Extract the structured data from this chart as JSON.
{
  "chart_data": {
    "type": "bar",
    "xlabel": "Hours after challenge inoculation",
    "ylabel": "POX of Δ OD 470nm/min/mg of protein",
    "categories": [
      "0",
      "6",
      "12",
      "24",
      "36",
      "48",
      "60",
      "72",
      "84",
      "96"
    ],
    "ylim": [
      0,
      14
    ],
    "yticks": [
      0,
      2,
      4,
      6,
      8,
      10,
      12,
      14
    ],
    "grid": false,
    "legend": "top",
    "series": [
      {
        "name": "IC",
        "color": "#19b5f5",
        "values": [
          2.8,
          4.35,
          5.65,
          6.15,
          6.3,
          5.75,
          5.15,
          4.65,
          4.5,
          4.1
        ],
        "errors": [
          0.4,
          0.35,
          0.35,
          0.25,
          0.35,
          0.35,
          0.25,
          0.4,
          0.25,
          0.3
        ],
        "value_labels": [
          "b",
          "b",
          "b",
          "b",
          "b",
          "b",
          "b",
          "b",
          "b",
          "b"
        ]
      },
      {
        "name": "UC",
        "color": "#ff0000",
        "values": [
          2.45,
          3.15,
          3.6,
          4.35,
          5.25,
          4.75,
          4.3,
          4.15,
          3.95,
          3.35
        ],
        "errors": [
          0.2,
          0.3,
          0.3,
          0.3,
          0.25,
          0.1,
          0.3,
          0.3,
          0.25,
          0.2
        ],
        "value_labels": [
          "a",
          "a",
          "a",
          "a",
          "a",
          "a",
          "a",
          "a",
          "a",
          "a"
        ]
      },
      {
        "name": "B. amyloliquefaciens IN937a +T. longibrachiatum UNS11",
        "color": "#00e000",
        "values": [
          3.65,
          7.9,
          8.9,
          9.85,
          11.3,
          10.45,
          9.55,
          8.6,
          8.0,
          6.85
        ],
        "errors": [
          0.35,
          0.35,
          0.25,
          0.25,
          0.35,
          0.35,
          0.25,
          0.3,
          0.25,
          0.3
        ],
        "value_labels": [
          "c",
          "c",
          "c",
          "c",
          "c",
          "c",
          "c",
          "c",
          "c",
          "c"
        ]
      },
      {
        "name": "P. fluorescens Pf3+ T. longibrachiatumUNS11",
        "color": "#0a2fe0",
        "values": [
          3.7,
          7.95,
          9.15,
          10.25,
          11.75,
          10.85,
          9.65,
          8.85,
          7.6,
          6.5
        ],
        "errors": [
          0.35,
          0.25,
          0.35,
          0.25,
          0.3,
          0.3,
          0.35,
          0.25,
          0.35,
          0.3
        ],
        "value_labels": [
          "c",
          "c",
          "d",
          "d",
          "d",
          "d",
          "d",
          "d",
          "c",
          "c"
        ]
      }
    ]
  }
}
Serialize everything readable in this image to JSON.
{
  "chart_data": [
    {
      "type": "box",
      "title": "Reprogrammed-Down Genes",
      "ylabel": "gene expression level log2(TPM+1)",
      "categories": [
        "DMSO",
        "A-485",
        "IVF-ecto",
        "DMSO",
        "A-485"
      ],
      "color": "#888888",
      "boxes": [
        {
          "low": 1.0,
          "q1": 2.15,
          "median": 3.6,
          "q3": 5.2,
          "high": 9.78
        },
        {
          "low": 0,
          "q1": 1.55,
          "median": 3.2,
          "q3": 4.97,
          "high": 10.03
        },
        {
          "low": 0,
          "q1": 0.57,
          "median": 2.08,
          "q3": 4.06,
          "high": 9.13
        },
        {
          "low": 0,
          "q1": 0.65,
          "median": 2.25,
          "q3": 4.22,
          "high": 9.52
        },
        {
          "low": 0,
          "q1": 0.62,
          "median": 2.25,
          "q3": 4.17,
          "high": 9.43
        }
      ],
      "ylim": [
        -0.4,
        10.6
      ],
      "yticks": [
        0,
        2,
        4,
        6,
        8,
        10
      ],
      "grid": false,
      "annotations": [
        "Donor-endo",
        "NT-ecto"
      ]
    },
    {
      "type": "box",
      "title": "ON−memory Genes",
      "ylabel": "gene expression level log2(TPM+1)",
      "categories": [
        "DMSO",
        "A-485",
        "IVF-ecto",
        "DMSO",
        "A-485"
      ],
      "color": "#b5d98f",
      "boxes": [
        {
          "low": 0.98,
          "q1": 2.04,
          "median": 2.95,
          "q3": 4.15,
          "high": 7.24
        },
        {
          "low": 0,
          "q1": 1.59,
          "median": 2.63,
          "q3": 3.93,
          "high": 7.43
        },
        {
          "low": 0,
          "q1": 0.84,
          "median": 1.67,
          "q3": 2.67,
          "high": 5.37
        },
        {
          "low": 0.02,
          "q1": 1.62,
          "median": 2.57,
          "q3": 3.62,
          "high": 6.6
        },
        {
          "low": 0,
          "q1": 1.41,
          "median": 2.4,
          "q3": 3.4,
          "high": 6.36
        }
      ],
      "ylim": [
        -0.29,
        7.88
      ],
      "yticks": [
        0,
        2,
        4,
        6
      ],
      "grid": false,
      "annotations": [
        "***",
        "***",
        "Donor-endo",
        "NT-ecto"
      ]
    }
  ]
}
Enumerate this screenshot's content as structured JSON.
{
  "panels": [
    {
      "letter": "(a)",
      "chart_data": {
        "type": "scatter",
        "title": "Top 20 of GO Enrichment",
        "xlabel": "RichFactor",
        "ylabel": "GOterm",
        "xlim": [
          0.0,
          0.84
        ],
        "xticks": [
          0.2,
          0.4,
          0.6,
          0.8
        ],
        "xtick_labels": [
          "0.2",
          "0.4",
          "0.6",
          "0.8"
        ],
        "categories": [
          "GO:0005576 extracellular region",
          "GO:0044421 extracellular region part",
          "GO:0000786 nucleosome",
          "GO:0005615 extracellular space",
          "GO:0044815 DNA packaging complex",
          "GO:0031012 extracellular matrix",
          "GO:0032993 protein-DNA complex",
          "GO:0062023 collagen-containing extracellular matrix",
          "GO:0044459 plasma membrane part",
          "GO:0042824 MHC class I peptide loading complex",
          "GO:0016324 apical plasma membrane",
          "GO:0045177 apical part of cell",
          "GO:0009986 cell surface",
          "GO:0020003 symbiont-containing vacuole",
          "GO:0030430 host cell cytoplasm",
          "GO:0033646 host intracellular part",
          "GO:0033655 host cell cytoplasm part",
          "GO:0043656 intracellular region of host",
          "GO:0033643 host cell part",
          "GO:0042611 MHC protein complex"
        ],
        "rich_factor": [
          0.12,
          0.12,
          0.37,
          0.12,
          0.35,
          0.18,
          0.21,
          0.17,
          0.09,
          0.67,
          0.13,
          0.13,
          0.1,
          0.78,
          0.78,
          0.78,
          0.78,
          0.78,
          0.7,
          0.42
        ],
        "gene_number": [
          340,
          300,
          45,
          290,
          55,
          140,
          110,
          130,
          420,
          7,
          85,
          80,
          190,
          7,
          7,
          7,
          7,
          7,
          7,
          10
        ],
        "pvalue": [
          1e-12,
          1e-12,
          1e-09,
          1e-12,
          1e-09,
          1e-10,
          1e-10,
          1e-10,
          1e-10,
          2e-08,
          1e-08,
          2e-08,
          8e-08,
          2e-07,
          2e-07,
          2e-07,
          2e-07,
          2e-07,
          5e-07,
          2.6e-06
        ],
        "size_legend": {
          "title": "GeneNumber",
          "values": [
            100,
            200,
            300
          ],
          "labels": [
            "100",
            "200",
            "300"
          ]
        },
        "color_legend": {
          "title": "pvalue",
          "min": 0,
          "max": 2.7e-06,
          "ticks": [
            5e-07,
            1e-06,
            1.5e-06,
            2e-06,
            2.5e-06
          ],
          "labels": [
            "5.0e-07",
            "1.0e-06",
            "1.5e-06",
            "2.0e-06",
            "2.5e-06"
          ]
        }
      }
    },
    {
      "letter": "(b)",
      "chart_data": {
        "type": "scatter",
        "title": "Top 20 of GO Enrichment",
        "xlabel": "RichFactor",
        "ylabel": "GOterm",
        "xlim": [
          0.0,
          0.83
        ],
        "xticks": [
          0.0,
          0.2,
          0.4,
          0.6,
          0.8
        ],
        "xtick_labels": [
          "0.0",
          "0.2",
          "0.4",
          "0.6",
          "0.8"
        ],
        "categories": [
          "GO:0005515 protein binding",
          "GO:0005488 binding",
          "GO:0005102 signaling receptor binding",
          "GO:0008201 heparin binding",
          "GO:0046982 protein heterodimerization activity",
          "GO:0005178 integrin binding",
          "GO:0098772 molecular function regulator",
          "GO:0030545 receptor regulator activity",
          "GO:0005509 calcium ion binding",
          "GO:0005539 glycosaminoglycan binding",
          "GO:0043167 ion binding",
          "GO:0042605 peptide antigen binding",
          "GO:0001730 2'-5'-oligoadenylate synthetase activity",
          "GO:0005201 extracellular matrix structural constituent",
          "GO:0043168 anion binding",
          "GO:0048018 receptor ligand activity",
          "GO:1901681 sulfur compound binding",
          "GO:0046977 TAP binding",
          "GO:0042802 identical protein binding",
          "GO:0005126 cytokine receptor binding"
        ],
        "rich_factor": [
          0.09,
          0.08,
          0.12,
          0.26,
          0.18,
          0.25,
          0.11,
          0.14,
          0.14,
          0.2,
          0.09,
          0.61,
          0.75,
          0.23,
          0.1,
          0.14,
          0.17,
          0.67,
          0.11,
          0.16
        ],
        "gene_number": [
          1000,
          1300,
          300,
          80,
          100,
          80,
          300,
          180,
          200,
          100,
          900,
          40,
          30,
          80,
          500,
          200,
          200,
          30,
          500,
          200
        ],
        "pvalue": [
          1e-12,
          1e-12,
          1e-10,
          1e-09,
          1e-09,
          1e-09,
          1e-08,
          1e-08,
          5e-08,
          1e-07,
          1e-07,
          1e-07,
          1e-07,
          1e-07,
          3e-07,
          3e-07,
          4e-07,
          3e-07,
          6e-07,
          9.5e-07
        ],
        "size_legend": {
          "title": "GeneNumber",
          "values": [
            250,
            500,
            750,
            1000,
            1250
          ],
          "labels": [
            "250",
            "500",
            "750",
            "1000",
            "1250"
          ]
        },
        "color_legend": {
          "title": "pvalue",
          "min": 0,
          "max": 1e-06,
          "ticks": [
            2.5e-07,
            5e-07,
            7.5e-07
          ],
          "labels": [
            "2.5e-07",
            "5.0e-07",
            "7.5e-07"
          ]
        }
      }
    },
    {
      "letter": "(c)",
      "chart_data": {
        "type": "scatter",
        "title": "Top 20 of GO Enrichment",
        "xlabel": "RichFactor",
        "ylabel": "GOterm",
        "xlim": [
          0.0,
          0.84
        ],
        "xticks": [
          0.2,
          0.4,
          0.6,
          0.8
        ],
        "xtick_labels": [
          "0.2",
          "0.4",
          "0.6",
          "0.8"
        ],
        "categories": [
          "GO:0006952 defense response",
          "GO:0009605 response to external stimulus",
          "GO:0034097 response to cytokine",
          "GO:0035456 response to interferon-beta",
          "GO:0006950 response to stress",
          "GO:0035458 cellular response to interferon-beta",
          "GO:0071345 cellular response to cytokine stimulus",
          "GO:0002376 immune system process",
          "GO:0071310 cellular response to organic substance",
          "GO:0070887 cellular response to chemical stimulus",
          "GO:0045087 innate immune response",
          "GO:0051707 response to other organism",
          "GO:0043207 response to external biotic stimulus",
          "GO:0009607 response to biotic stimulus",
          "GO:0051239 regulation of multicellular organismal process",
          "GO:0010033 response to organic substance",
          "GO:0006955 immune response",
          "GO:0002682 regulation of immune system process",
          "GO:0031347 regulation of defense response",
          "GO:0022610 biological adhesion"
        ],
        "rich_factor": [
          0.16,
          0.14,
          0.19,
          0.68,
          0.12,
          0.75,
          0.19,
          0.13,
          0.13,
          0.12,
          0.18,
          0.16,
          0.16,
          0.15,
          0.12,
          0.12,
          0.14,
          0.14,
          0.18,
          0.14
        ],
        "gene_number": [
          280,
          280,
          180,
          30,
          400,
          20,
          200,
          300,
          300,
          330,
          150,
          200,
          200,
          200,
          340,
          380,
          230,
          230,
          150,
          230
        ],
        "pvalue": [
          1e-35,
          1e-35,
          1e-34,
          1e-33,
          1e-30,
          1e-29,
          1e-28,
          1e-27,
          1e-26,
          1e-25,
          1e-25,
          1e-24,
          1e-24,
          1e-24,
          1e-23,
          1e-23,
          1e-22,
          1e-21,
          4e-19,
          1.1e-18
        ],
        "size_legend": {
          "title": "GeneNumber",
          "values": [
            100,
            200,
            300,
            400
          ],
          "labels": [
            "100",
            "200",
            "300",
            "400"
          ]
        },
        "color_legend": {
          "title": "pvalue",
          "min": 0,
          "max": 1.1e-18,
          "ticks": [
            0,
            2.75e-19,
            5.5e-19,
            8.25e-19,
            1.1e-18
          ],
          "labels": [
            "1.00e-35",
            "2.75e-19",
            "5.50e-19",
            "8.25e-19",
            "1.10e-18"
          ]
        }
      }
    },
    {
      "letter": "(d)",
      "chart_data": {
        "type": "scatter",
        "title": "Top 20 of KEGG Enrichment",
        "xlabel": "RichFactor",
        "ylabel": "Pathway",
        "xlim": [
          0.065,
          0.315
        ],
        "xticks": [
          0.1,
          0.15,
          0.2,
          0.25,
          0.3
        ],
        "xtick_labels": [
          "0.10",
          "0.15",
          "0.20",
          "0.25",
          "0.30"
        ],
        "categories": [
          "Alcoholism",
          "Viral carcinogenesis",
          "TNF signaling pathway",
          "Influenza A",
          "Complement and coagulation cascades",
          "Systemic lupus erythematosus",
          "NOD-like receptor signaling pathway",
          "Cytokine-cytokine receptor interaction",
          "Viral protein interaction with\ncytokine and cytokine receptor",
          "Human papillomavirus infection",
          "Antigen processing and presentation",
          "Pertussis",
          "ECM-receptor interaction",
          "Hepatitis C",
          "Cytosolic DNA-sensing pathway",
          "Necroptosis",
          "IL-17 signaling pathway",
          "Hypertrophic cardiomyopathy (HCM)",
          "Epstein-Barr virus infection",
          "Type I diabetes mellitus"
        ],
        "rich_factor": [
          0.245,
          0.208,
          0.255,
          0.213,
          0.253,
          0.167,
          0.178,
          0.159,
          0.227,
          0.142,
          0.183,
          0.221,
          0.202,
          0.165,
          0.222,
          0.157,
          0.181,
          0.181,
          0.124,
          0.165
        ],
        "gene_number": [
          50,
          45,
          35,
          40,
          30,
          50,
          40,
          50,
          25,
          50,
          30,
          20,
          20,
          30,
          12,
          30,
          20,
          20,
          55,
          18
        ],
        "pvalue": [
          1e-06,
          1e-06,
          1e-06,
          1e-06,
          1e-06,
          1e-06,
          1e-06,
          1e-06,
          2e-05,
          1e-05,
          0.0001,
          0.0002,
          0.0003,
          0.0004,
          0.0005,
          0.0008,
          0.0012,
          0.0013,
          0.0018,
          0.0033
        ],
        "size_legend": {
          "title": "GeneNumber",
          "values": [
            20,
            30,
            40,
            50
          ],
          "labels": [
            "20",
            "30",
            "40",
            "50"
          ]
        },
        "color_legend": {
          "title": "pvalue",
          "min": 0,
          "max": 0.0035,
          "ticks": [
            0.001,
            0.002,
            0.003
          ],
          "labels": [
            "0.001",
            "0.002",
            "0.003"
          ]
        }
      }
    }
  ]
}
- - - - - - -
Reproduce every line of the records containing the string "biotic".

Response area
          "GO:0043207 response to external biotic stimulus",
          "GO:0009607 response to biotic stimulus",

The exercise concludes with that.